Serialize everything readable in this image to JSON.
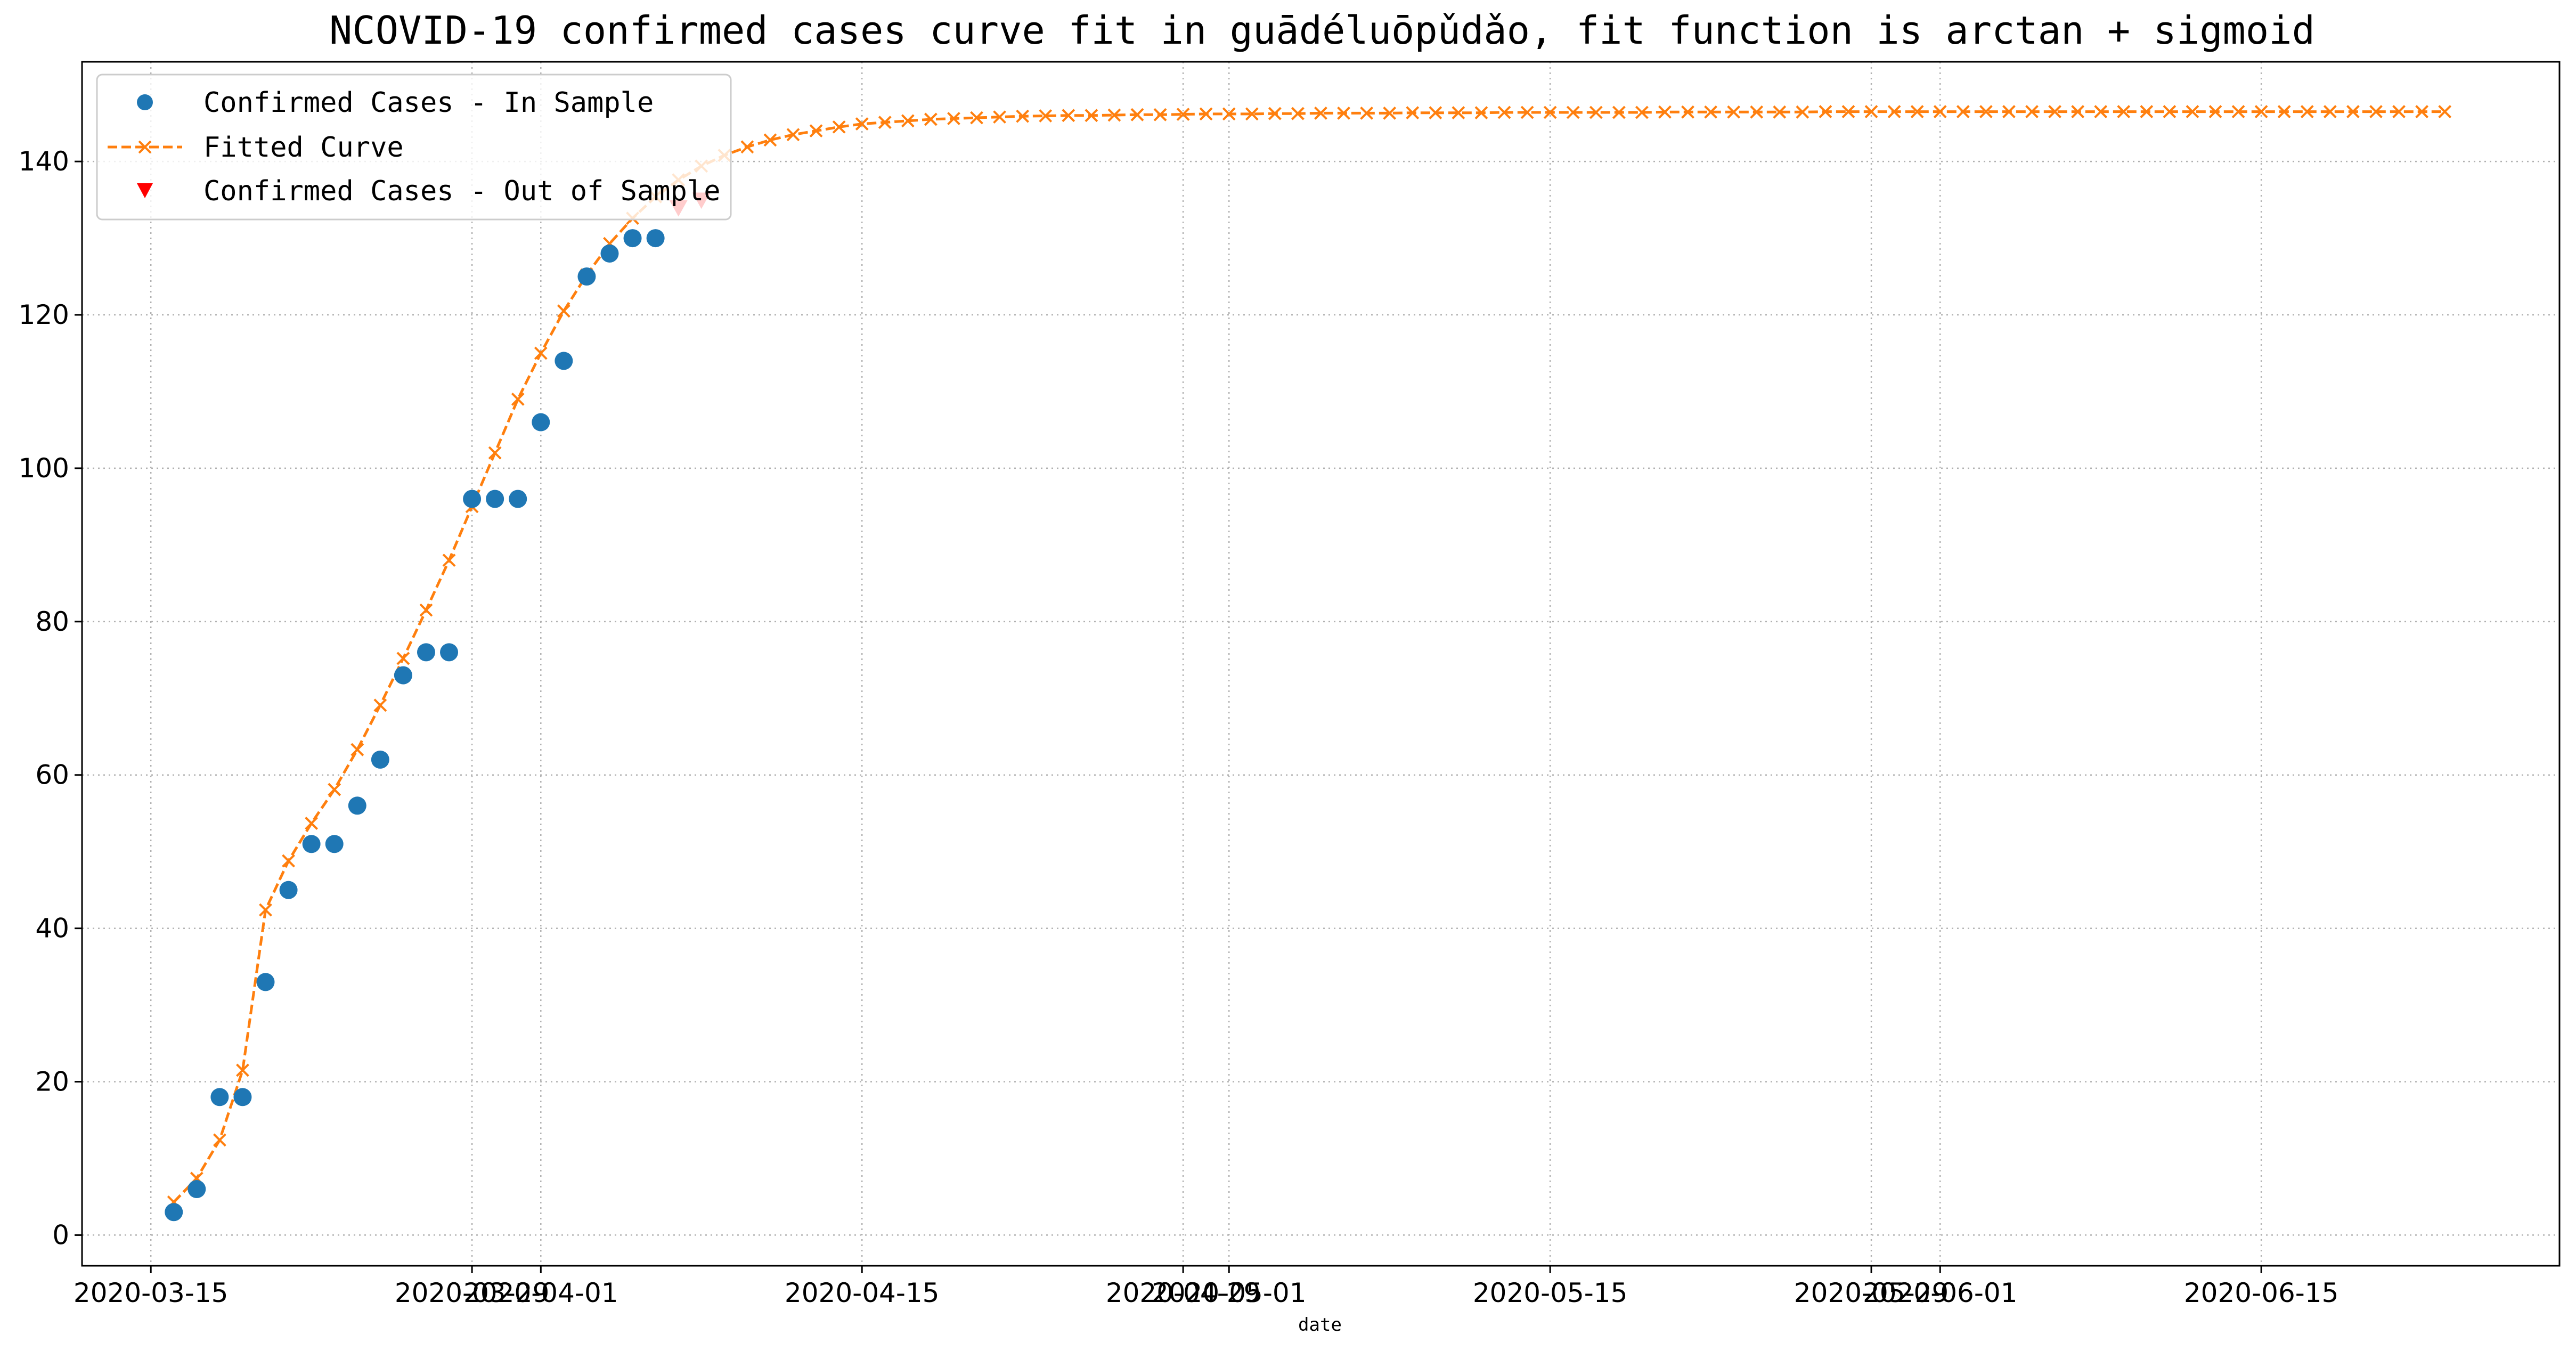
{
  "chart_data": {
    "type": "line",
    "title": "NCOVID-19 confirmed cases curve fit in guādéluōpǔdǎo, fit function is arctan + sigmoid",
    "xlabel": "date",
    "ylabel": "",
    "x_start": "2020-03-16",
    "x_range": [
      "2020-03-12",
      "2020-06-28"
    ],
    "ylim": [
      -4,
      153
    ],
    "grid": true,
    "legend_position": "top-left",
    "x_ticks": [
      "2020-03-15",
      "2020-03-29",
      "2020-04-01",
      "2020-04-15",
      "2020-04-29",
      "2020-05-01",
      "2020-05-15",
      "2020-05-29",
      "2020-06-01",
      "2020-06-15"
    ],
    "y_ticks": [
      0,
      20,
      40,
      60,
      80,
      100,
      120,
      140
    ],
    "series": [
      {
        "name": "Confirmed Cases - In Sample",
        "style": "scatter-circle",
        "color": "#1f77b4",
        "start_date": "2020-03-16",
        "values": [
          3,
          6,
          18,
          18,
          33,
          45,
          51,
          51,
          56,
          62,
          73,
          76,
          76,
          96,
          96,
          96,
          106,
          114,
          125,
          128,
          130,
          130
        ]
      },
      {
        "name": "Fitted Curve",
        "style": "dashed-line-x",
        "color": "#ff7f0e",
        "start_date": "2020-03-16",
        "values": [
          4.3,
          7.4,
          12.4,
          21.5,
          42.4,
          48.8,
          53.7,
          58.1,
          63.3,
          69.1,
          75.2,
          81.5,
          88.0,
          95.0,
          102.0,
          109.0,
          115.0,
          120.5,
          125.2,
          129.3,
          132.6,
          135.4,
          137.6,
          139.4,
          140.8,
          141.9,
          142.8,
          143.5,
          144.0,
          144.5,
          144.9,
          145.1,
          145.3,
          145.5,
          145.6,
          145.7,
          145.8,
          145.9,
          145.95,
          146.0,
          146.0,
          146.05,
          146.1,
          146.1,
          146.15,
          146.2,
          146.2,
          146.2,
          146.25,
          146.25,
          146.3,
          146.3,
          146.3,
          146.3,
          146.35,
          146.35,
          146.35,
          146.35,
          146.4,
          146.4,
          146.4,
          146.4,
          146.4,
          146.4,
          146.4,
          146.45,
          146.45,
          146.45,
          146.45,
          146.45,
          146.45,
          146.45,
          146.5,
          146.5,
          146.5,
          146.5,
          146.5,
          146.5,
          146.5,
          146.5,
          146.5,
          146.5,
          146.5,
          146.5,
          146.5,
          146.5,
          146.5,
          146.5,
          146.5,
          146.5,
          146.5,
          146.5,
          146.5,
          146.5,
          146.5,
          146.5,
          146.5,
          146.5,
          146.5,
          146.5
        ]
      },
      {
        "name": "Confirmed Cases - Out of Sample",
        "style": "scatter-triangle-down",
        "color": "#ff0000",
        "start_date": "2020-04-07",
        "values": [
          134,
          135
        ]
      }
    ]
  }
}
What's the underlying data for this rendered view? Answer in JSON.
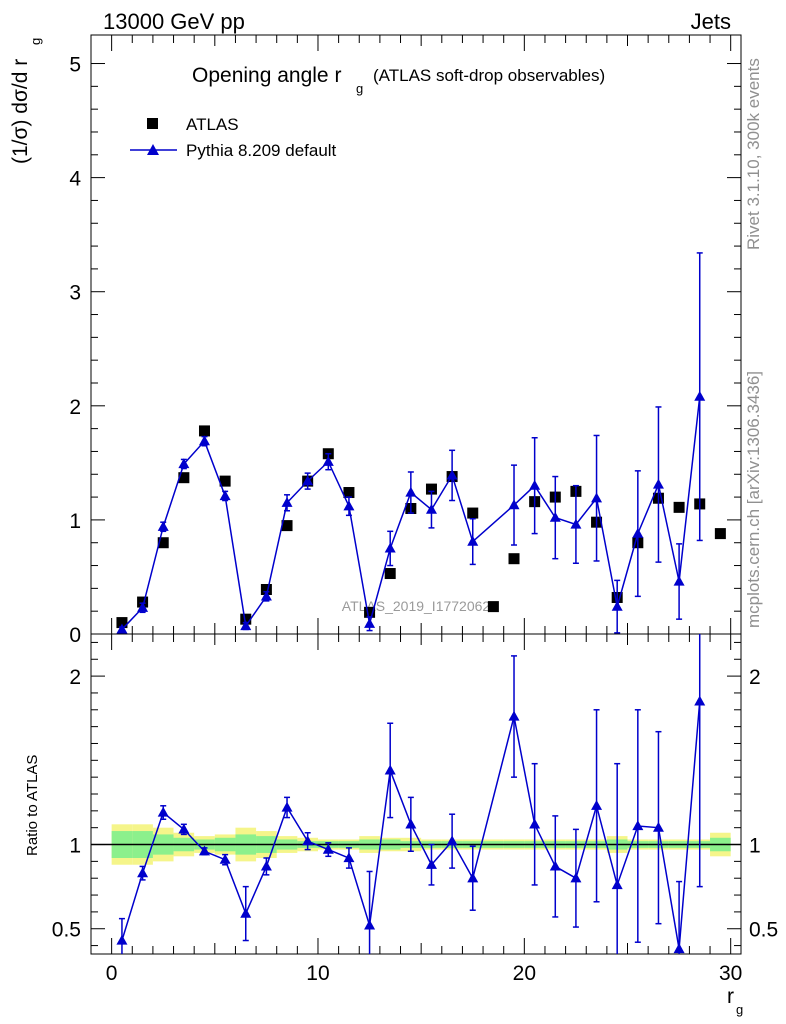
◆ ◆ ◆ ◆
_What you have to do_
Every record above should be written out again exactly; the pictures stay out of the copy.

_Output_
Serialize everything readable in this image to JSON.
{
  "chart_data": {
    "type": "line",
    "title": "NCOVID-19 confirmed cases curve fit in guādéluōpǔdǎo, fit function is arctan + sigmoid",
    "xlabel": "date",
    "ylabel": "",
    "x_start": "2020-03-16",
    "x_range": [
      "2020-03-12",
      "2020-06-28"
    ],
    "ylim": [
      -4,
      153
    ],
    "grid": true,
    "legend_position": "top-left",
    "x_ticks": [
      "2020-03-15",
      "2020-03-29",
      "2020-04-01",
      "2020-04-15",
      "2020-04-29",
      "2020-05-01",
      "2020-05-15",
      "2020-05-29",
      "2020-06-01",
      "2020-06-15"
    ],
    "y_ticks": [
      0,
      20,
      40,
      60,
      80,
      100,
      120,
      140
    ],
    "series": [
      {
        "name": "Confirmed Cases - In Sample",
        "style": "scatter-circle",
        "color": "#1f77b4",
        "start_date": "2020-03-16",
        "values": [
          3,
          6,
          18,
          18,
          33,
          45,
          51,
          51,
          56,
          62,
          73,
          76,
          76,
          96,
          96,
          96,
          106,
          114,
          125,
          128,
          130,
          130
        ]
      },
      {
        "name": "Fitted Curve",
        "style": "dashed-line-x",
        "color": "#ff7f0e",
        "start_date": "2020-03-16",
        "values": [
          4.3,
          7.4,
          12.4,
          21.5,
          42.4,
          48.8,
          53.7,
          58.1,
          63.3,
          69.1,
          75.2,
          81.5,
          88.0,
          95.0,
          102.0,
          109.0,
          115.0,
          120.5,
          125.2,
          129.3,
          132.6,
          135.4,
          137.6,
          139.4,
          140.8,
          141.9,
          142.8,
          143.5,
          144.0,
          144.5,
          144.9,
          145.1,
          145.3,
          145.5,
          145.6,
          145.7,
          145.8,
          145.9,
          145.95,
          146.0,
          146.0,
          146.05,
          146.1,
          146.1,
          146.15,
          146.2,
          146.2,
          146.2,
          146.25,
          146.25,
          146.3,
          146.3,
          146.3,
          146.3,
          146.35,
          146.35,
          146.35,
          146.35,
          146.4,
          146.4,
          146.4,
          146.4,
          146.4,
          146.4,
          146.4,
          146.45,
          146.45,
          146.45,
          146.45,
          146.45,
          146.45,
          146.45,
          146.5,
          146.5,
          146.5,
          146.5,
          146.5,
          146.5,
          146.5,
          146.5,
          146.5,
          146.5,
          146.5,
          146.5,
          146.5,
          146.5,
          146.5,
          146.5,
          146.5,
          146.5,
          146.5,
          146.5,
          146.5,
          146.5,
          146.5,
          146.5,
          146.5,
          146.5,
          146.5,
          146.5
        ]
      },
      {
        "name": "Confirmed Cases - Out of Sample",
        "style": "scatter-triangle-down",
        "color": "#ff0000",
        "start_date": "2020-04-07",
        "values": [
          134,
          135
        ]
      }
    ]
  }
}
What's the underlying data for this rendered view? Answer in JSON.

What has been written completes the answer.